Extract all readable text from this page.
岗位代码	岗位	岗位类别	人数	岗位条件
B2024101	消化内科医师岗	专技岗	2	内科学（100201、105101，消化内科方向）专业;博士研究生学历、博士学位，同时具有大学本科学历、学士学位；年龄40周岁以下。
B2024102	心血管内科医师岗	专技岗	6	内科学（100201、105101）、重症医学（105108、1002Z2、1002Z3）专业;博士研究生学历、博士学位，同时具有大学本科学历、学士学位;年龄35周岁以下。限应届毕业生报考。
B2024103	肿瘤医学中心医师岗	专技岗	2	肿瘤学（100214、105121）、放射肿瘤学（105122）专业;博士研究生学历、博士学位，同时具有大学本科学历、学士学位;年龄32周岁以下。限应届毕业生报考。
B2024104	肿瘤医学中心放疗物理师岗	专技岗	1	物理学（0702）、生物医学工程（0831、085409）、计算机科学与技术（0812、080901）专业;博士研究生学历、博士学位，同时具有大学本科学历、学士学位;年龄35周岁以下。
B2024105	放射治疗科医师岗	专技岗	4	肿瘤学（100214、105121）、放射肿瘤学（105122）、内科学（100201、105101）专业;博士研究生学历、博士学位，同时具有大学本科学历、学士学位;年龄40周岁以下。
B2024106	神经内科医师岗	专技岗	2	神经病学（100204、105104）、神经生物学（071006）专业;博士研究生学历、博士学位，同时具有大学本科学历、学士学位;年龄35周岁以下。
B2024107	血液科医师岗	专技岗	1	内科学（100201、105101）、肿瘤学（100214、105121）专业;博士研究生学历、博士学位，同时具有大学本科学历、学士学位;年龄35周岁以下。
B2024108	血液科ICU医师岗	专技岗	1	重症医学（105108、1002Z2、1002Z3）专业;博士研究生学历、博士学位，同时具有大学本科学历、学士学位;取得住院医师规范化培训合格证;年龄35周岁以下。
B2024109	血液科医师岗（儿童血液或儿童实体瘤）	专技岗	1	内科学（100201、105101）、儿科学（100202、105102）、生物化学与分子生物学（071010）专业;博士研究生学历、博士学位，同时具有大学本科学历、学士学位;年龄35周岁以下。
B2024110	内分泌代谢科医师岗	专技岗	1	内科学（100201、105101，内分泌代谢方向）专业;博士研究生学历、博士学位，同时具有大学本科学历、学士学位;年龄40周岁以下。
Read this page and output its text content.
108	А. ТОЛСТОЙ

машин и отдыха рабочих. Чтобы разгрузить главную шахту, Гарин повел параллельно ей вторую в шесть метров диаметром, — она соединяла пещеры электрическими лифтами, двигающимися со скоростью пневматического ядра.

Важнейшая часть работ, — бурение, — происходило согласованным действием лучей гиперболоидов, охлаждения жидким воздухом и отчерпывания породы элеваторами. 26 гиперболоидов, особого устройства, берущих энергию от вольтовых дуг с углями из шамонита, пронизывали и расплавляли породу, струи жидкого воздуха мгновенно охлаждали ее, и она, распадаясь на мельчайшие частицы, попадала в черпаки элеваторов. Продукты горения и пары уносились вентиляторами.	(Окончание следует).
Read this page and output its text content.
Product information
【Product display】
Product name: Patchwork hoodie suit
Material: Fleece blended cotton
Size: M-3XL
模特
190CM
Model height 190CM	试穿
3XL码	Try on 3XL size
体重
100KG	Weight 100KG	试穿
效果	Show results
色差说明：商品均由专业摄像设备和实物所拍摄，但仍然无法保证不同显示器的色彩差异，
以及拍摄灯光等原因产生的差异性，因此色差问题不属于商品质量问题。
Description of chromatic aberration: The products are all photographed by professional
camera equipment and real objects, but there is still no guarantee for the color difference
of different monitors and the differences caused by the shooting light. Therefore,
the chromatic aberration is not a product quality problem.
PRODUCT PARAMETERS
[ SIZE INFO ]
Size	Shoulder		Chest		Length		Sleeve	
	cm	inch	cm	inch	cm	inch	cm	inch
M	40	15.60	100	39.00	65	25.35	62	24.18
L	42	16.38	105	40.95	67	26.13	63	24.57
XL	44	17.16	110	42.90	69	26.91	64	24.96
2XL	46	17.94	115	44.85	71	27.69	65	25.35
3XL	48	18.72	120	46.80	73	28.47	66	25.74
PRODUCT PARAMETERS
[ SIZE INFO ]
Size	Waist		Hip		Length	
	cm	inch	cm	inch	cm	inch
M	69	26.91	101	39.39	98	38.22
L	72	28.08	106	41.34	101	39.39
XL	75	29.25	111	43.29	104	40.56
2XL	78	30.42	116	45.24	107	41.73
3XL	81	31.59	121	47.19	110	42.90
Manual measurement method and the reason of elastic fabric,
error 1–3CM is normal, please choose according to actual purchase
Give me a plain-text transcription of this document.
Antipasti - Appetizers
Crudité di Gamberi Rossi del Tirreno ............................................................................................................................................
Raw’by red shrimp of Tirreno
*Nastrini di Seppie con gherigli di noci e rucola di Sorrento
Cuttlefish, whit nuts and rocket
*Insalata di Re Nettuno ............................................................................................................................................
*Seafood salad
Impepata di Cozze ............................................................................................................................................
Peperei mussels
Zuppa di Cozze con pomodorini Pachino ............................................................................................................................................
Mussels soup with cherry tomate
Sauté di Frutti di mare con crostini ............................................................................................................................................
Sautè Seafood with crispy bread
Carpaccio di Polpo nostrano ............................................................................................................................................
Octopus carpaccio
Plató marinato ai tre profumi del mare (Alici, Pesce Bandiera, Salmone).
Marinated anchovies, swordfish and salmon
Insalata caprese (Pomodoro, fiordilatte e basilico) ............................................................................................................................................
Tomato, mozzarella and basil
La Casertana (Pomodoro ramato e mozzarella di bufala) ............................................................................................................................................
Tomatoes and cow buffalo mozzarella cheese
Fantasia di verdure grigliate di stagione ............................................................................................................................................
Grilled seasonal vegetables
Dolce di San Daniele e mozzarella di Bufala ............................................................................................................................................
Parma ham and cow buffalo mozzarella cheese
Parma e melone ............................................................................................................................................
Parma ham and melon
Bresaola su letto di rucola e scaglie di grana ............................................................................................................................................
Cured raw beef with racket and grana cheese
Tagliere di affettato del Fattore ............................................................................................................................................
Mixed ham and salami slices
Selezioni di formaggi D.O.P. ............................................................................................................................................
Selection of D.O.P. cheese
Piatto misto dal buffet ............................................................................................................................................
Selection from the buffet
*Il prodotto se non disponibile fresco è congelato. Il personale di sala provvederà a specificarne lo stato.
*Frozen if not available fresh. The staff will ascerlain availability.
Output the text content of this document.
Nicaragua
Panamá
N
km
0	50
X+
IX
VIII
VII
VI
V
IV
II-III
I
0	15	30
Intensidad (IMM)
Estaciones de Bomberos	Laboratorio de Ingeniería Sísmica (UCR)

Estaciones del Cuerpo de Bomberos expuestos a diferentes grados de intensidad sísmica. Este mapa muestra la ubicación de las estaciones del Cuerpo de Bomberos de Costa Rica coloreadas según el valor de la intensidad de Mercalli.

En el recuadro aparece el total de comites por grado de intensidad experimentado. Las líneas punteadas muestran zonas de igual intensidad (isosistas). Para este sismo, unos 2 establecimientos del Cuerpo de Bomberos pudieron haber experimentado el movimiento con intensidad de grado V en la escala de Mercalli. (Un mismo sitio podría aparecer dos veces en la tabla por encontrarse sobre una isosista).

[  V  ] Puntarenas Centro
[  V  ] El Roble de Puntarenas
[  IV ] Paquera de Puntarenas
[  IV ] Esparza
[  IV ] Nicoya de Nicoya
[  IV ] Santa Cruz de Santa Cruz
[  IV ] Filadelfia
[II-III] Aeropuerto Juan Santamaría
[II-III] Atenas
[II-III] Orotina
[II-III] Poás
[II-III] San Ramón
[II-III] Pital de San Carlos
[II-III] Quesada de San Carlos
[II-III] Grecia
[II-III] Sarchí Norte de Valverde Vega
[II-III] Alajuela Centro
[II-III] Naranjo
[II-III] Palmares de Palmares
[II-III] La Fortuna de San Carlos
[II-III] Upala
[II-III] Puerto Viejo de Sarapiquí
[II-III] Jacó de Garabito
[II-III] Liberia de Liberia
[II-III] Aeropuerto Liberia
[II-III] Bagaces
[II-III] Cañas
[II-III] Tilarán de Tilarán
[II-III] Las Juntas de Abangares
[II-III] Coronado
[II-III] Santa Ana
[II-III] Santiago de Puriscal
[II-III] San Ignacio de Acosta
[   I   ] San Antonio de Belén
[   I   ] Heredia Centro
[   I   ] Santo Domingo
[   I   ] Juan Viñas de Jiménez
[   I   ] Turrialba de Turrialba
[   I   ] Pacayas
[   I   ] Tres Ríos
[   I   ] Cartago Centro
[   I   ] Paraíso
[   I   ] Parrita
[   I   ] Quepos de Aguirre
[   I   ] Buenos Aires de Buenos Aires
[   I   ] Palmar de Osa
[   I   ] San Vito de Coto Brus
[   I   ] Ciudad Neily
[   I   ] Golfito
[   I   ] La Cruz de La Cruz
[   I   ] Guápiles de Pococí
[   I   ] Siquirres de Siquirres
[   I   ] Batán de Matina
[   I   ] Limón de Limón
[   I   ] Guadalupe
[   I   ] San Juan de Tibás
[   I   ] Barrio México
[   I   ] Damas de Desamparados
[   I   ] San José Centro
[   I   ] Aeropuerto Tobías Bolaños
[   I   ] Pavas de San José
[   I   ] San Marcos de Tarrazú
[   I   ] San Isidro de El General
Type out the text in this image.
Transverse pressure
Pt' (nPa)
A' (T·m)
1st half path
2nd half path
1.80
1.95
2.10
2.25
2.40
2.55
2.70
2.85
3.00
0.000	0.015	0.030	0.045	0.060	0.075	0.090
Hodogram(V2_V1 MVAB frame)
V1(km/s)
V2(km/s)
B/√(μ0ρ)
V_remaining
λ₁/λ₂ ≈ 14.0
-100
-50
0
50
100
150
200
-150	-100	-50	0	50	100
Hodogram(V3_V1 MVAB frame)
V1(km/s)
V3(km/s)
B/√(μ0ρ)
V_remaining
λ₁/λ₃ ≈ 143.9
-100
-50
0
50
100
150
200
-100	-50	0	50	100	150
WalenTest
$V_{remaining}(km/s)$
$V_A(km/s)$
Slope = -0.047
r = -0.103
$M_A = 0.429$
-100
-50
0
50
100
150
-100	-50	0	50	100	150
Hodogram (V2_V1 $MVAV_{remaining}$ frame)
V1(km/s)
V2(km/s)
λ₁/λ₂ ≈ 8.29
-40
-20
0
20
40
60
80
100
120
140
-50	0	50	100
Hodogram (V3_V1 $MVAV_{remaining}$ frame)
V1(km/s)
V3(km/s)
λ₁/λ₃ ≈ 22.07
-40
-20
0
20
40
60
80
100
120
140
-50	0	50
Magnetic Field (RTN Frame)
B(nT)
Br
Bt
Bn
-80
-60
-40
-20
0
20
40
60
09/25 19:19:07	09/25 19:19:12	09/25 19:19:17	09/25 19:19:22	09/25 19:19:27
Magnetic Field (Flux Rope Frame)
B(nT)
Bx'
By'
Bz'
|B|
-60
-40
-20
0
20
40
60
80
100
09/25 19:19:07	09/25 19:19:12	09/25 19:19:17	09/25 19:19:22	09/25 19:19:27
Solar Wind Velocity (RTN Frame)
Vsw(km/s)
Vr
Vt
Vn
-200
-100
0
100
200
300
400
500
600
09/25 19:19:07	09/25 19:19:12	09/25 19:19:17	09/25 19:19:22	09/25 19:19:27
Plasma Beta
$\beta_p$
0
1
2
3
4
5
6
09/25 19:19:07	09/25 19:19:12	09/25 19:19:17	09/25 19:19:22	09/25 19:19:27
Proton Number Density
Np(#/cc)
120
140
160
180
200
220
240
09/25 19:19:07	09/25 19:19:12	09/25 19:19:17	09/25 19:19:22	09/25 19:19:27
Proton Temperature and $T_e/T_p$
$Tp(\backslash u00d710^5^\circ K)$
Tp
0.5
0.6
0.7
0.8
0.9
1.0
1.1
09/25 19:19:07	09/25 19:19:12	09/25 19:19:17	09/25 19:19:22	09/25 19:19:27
......
INSTRUCTION: Pick out and copy the lines of the material that include the word "学士学位".

WRITTEN REPLY:
B2024101	消化内科医师岗	专技岗	2	内科学（100201、105101，消化内科方向）专业;博士研究生学历、博士学位，同时具有大学本科学历、学士学位；年龄40周岁以下。
B2024102	心血管内科医师岗	专技岗	6	内科学（100201、105101）、重症医学（105108、1002Z2、1002Z3）专业;博士研究生学历、博士学位，同时具有大学本科学历、学士学位;年龄35周岁以下。限应届毕业生报考。
B2024103	肿瘤医学中心医师岗	专技岗	2	肿瘤学（100214、105121）、放射肿瘤学（105122）专业;博士研究生学历、博士学位，同时具有大学本科学历、学士学位;年龄32周岁以下。限应届毕业生报考。
B2024104	肿瘤医学中心放疗物理师岗	专技岗	1	物理学（0702）、生物医学工程（0831、085409）、计算机科学与技术（0812、080901）专业;博士研究生学历、博士学位，同时具有大学本科学历、学士学位;年龄35周岁以下。
B2024105	放射治疗科医师岗	专技岗	4	肿瘤学（100214、105121）、放射肿瘤学（105122）、内科学（100201、105101）专业;博士研究生学历、博士学位，同时具有大学本科学历、学士学位;年龄40周岁以下。
B2024106	神经内科医师岗	专技岗	2	神经病学（100204、105104）、神经生物学（071006）专业;博士研究生学历、博士学位，同时具有大学本科学历、学士学位;年龄35周岁以下。
B2024107	血液科医师岗	专技岗	1	内科学（100201、105101）、肿瘤学（100214、105121）专业;博士研究生学历、博士学位，同时具有大学本科学历、学士学位;年龄35周岁以下。
B2024108	血液科ICU医师岗	专技岗	1	重症医学（105108、1002Z2、1002Z3）专业;博士研究生学历、博士学位，同时具有大学本科学历、学士学位;取得住院医师规范化培训合格证;年龄35周岁以下。
B2024109	血液科医师岗（儿童血液或儿童实体瘤）	专技岗	1	内科学（100201、105101）、儿科学（100202、105102）、生物化学与分子生物学（071010）专业;博士研究生学历、博士学位，同时具有大学本科学历、学士学位;年龄35周岁以下。
B2024110	内分泌代谢科医师岗	专技岗	1	内科学（100201、105101，内分泌代谢方向）专业;博士研究生学历、博士学位，同时具有大学本科学历、学士学位;年龄40周岁以下。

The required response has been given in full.